__DO THIS__: Repeat the listing in full, exactly as it stands.
-- START DATA RECORDS --
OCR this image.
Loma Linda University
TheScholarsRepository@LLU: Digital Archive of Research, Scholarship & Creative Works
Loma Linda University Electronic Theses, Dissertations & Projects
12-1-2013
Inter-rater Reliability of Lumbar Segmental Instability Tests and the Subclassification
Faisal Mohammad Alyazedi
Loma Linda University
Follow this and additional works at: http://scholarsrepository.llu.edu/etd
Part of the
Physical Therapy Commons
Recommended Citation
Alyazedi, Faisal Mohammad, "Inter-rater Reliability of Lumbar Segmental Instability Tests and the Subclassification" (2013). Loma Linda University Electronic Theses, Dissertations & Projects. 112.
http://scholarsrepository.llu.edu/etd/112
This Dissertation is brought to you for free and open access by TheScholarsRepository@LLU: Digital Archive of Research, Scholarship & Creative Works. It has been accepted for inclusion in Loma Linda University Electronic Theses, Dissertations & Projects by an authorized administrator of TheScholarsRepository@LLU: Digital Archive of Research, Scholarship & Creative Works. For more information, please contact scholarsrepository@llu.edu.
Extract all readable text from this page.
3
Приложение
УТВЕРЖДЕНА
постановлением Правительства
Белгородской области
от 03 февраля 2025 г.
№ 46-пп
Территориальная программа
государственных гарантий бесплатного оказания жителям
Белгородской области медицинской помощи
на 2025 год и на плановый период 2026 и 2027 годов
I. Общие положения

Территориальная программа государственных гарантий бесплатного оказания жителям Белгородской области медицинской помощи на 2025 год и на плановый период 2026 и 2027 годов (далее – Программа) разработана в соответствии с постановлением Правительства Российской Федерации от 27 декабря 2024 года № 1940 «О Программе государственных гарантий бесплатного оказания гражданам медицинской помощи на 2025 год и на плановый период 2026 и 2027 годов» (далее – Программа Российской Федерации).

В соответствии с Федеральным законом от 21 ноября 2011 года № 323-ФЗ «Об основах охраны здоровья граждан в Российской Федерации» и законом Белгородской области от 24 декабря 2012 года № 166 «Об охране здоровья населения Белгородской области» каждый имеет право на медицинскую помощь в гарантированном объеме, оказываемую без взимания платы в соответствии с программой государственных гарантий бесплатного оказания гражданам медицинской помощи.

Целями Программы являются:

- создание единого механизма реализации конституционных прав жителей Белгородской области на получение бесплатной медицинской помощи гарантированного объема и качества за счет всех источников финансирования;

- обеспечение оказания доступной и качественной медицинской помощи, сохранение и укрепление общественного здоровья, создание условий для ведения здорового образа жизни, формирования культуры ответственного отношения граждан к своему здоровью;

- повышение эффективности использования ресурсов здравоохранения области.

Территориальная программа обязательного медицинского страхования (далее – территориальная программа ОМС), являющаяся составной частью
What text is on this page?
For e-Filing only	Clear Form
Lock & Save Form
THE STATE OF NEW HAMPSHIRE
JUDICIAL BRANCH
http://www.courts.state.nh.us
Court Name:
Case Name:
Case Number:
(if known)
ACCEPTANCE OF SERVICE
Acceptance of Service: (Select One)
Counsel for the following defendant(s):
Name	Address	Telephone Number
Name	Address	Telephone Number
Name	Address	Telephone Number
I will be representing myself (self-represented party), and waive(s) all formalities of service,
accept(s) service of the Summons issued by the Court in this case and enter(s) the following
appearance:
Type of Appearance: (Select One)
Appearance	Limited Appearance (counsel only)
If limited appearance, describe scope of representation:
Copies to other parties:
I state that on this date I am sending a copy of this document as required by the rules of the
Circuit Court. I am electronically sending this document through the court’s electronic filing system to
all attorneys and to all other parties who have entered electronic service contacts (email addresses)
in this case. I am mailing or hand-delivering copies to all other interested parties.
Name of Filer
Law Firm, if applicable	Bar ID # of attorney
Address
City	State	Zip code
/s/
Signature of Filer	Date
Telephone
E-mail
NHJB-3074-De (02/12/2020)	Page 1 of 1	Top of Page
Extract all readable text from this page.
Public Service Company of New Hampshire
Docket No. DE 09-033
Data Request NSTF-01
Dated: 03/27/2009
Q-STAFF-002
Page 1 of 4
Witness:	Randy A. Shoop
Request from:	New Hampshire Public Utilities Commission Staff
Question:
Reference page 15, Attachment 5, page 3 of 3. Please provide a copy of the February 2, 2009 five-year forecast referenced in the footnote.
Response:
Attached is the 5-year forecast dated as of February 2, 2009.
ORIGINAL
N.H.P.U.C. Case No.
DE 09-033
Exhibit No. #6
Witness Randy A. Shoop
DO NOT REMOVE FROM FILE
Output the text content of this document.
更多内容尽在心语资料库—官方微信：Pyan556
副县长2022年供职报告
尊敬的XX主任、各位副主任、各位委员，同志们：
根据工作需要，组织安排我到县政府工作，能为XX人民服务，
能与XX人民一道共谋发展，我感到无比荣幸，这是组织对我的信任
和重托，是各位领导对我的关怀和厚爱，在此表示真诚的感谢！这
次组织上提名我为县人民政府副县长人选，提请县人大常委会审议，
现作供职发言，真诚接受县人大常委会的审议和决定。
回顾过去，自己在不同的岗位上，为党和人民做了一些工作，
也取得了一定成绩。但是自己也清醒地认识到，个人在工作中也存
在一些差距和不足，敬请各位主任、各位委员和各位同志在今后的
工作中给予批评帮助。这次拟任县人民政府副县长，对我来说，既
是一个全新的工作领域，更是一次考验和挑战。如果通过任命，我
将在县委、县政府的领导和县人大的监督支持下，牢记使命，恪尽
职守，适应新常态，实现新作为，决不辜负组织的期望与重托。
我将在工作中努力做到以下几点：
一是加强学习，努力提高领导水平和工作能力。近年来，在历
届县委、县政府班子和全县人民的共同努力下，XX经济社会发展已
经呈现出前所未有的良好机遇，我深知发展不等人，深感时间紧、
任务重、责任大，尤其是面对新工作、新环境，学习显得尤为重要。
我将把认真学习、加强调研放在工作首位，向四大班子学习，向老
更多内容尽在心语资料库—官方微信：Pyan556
-- END DATA RECORDS --
__SOLUTION FOR THIS PROBLEM__:
OCR this image.
Loma Linda University
TheScholarsRepository@LLU: Digital Archive of Research, Scholarship & Creative Works
Loma Linda University Electronic Theses, Dissertations & Projects
12-1-2013
Inter-rater Reliability of Lumbar Segmental Instability Tests and the Subclassification
Faisal Mohammad Alyazedi
Loma Linda University
Follow this and additional works at: http://scholarsrepository.llu.edu/etd
Part of the
Physical Therapy Commons
Recommended Citation
Alyazedi, Faisal Mohammad, "Inter-rater Reliability of Lumbar Segmental Instability Tests and the Subclassification" (2013). Loma Linda University Electronic Theses, Dissertations & Projects. 112.
http://scholarsrepository.llu.edu/etd/112
This Dissertation is brought to you for free and open access by TheScholarsRepository@LLU: Digital Archive of Research, Scholarship & Creative Works. It has been accepted for inclusion in Loma Linda University Electronic Theses, Dissertations & Projects by an authorized administrator of TheScholarsRepository@LLU: Digital Archive of Research, Scholarship & Creative Works. For more information, please contact scholarsrepository@llu.edu.
Extract all readable text from this page.
3
Приложение
УТВЕРЖДЕНА
постановлением Правительства
Белгородской области
от 03 февраля 2025 г.
№ 46-пп
Территориальная программа
государственных гарантий бесплатного оказания жителям
Белгородской области медицинской помощи
на 2025 год и на плановый период 2026 и 2027 годов
I. Общие положения

Территориальная программа государственных гарантий бесплатного оказания жителям Белгородской области медицинской помощи на 2025 год и на плановый период 2026 и 2027 годов (далее – Программа) разработана в соответствии с постановлением Правительства Российской Федерации от 27 декабря 2024 года № 1940 «О Программе государственных гарантий бесплатного оказания гражданам медицинской помощи на 2025 год и на плановый период 2026 и 2027 годов» (далее – Программа Российской Федерации).

В соответствии с Федеральным законом от 21 ноября 2011 года № 323-ФЗ «Об основах охраны здоровья граждан в Российской Федерации» и законом Белгородской области от 24 декабря 2012 года № 166 «Об охране здоровья населения Белгородской области» каждый имеет право на медицинскую помощь в гарантированном объеме, оказываемую без взимания платы в соответствии с программой государственных гарантий бесплатного оказания гражданам медицинской помощи.

Целями Программы являются:

- создание единого механизма реализации конституционных прав жителей Белгородской области на получение бесплатной медицинской помощи гарантированного объема и качества за счет всех источников финансирования;

- обеспечение оказания доступной и качественной медицинской помощи, сохранение и укрепление общественного здоровья, создание условий для ведения здорового образа жизни, формирования культуры ответственного отношения граждан к своему здоровью;

- повышение эффективности использования ресурсов здравоохранения области.

Территориальная программа обязательного медицинского страхования (далее – территориальная программа ОМС), являющаяся составной частью
What text is on this page?
For e-Filing only	Clear Form
Lock & Save Form
THE STATE OF NEW HAMPSHIRE
JUDICIAL BRANCH
http://www.courts.state.nh.us
Court Name:
Case Name:
Case Number:
(if known)
ACCEPTANCE OF SERVICE
Acceptance of Service: (Select One)
Counsel for the following defendant(s):
Name	Address	Telephone Number
Name	Address	Telephone Number
Name	Address	Telephone Number
I will be representing myself (self-represented party), and waive(s) all formalities of service,
accept(s) service of the Summons issued by the Court in this case and enter(s) the following
appearance:
Type of Appearance: (Select One)
Appearance	Limited Appearance (counsel only)
If limited appearance, describe scope of representation:
Copies to other parties:
I state that on this date I am sending a copy of this document as required by the rules of the
Circuit Court. I am electronically sending this document through the court’s electronic filing system to
all attorneys and to all other parties who have entered electronic service contacts (email addresses)
in this case. I am mailing or hand-delivering copies to all other interested parties.
Name of Filer
Law Firm, if applicable	Bar ID # of attorney
Address
City	State	Zip code
/s/
Signature of Filer	Date
Telephone
E-mail
NHJB-3074-De (02/12/2020)	Page 1 of 1	Top of Page
Extract all readable text from this page.
Public Service Company of New Hampshire
Docket No. DE 09-033
Data Request NSTF-01
Dated: 03/27/2009
Q-STAFF-002
Page 1 of 4
Witness:	Randy A. Shoop
Request from:	New Hampshire Public Utilities Commission Staff
Question:
Reference page 15, Attachment 5, page 3 of 3. Please provide a copy of the February 2, 2009 five-year forecast referenced in the footnote.
Response:
Attached is the 5-year forecast dated as of February 2, 2009.
ORIGINAL
N.H.P.U.C. Case No.
DE 09-033
Exhibit No. #6
Witness Randy A. Shoop
DO NOT REMOVE FROM FILE
Output the text content of this document.
更多内容尽在心语资料库—官方微信：Pyan556
副县长2022年供职报告
尊敬的XX主任、各位副主任、各位委员，同志们：
根据工作需要，组织安排我到县政府工作，能为XX人民服务，
能与XX人民一道共谋发展，我感到无比荣幸，这是组织对我的信任
和重托，是各位领导对我的关怀和厚爱，在此表示真诚的感谢！这
次组织上提名我为县人民政府副县长人选，提请县人大常委会审议，
现作供职发言，真诚接受县人大常委会的审议和决定。
回顾过去，自己在不同的岗位上，为党和人民做了一些工作，
也取得了一定成绩。但是自己也清醒地认识到，个人在工作中也存
在一些差距和不足，敬请各位主任、各位委员和各位同志在今后的
工作中给予批评帮助。这次拟任县人民政府副县长，对我来说，既
是一个全新的工作领域，更是一次考验和挑战。如果通过任命，我
将在县委、县政府的领导和县人大的监督支持下，牢记使命，恪尽
职守，适应新常态，实现新作为，决不辜负组织的期望与重托。
我将在工作中努力做到以下几点：
一是加强学习，努力提高领导水平和工作能力。近年来，在历
届县委、县政府班子和全县人民的共同努力下，XX经济社会发展已
经呈现出前所未有的良好机遇，我深知发展不等人，深感时间紧、
任务重、责任大，尤其是面对新工作、新环境，学习显得尤为重要。
我将把认真学习、加强调研放在工作首位，向四大班子学习，向老
更多内容尽在心语资料库—官方微信：Pyan556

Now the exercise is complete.